→ **SHORT TASK**
Search the data for the word "null" and copy every line that contains it.
++++
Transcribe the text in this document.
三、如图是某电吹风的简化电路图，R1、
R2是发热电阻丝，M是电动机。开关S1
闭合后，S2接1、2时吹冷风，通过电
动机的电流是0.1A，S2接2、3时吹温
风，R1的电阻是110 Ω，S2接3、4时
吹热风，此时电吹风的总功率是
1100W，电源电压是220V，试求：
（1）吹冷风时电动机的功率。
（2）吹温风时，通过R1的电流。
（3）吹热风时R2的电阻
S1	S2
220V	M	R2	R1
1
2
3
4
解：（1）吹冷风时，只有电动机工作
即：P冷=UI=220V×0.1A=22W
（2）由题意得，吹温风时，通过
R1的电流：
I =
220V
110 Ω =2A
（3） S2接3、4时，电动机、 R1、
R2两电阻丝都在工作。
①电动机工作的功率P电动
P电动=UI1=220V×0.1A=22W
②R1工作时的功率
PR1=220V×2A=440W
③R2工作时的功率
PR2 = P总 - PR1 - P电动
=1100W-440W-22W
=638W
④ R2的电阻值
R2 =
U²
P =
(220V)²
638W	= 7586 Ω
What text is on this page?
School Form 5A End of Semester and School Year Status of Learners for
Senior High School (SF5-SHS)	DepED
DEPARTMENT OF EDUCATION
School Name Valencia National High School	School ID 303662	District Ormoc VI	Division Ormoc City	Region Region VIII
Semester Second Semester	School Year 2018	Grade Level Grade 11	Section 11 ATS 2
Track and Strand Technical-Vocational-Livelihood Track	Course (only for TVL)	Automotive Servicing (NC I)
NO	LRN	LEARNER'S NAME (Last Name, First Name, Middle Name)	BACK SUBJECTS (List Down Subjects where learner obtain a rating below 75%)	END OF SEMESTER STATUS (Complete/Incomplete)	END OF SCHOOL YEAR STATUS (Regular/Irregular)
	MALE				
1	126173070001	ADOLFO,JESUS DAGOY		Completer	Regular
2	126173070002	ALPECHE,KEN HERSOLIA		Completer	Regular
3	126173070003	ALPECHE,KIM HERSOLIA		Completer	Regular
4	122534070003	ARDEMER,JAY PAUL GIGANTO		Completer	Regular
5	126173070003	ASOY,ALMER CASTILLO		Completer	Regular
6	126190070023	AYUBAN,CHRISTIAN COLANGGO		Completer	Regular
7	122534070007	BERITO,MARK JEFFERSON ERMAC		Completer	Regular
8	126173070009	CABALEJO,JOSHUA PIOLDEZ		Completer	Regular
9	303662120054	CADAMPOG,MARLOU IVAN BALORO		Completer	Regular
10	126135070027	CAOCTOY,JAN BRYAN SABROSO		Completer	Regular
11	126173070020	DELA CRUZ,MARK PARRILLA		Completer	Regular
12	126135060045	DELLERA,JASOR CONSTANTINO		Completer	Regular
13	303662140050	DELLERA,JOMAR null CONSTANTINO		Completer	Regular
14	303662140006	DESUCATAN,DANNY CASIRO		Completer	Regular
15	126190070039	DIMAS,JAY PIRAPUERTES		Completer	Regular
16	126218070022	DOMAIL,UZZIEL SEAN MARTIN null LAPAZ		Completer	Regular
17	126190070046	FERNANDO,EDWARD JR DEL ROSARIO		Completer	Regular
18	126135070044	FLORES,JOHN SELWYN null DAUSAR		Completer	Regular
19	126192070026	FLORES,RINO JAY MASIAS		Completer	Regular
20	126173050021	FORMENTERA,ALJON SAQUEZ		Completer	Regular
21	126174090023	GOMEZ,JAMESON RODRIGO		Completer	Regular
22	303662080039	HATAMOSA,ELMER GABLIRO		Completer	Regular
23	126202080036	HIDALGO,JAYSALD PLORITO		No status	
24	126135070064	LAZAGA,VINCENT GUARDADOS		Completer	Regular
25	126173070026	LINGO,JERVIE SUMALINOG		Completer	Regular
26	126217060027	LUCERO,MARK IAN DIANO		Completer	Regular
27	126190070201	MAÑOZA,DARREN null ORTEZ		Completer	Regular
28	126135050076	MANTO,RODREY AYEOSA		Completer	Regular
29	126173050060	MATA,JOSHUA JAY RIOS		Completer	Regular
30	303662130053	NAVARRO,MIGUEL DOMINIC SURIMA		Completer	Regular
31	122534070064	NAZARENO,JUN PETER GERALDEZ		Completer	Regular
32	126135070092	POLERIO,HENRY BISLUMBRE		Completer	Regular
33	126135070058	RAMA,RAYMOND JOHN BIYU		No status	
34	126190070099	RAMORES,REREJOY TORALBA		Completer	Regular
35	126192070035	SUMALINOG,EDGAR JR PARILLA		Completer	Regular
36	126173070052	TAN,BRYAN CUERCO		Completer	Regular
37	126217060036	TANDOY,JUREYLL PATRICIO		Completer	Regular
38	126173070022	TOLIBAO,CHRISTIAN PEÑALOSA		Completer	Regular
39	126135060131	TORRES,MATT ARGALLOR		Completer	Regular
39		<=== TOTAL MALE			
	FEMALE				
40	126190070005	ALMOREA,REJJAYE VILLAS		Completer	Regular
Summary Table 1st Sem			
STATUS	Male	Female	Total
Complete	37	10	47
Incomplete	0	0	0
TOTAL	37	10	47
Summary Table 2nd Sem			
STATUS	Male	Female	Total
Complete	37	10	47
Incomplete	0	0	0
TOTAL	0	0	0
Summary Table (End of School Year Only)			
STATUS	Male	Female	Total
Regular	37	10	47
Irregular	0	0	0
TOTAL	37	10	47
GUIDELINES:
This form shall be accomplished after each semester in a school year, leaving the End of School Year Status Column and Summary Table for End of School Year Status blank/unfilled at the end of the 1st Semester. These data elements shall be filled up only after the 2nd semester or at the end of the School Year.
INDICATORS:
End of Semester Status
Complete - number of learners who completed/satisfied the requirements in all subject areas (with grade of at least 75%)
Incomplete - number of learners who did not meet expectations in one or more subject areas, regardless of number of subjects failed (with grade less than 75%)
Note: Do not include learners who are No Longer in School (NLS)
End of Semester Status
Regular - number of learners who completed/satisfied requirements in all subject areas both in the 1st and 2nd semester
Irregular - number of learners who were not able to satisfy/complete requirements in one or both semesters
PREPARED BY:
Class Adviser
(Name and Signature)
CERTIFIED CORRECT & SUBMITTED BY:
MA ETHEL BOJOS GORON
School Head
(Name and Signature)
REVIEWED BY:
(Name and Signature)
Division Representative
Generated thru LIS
++++
→ **WRITTEN SOLUTION**
13	303662140050	DELLERA,JOMAR null CONSTANTINO		Completer	Regular
16	126218070022	DOMAIL,UZZIEL SEAN MARTIN null LAPAZ		Completer	Regular
18	126135070044	FLORES,JOHN SELWYN null DAUSAR		Completer	Regular
27	126190070201	MAÑOZA,DARREN null ORTEZ		Completer	Regular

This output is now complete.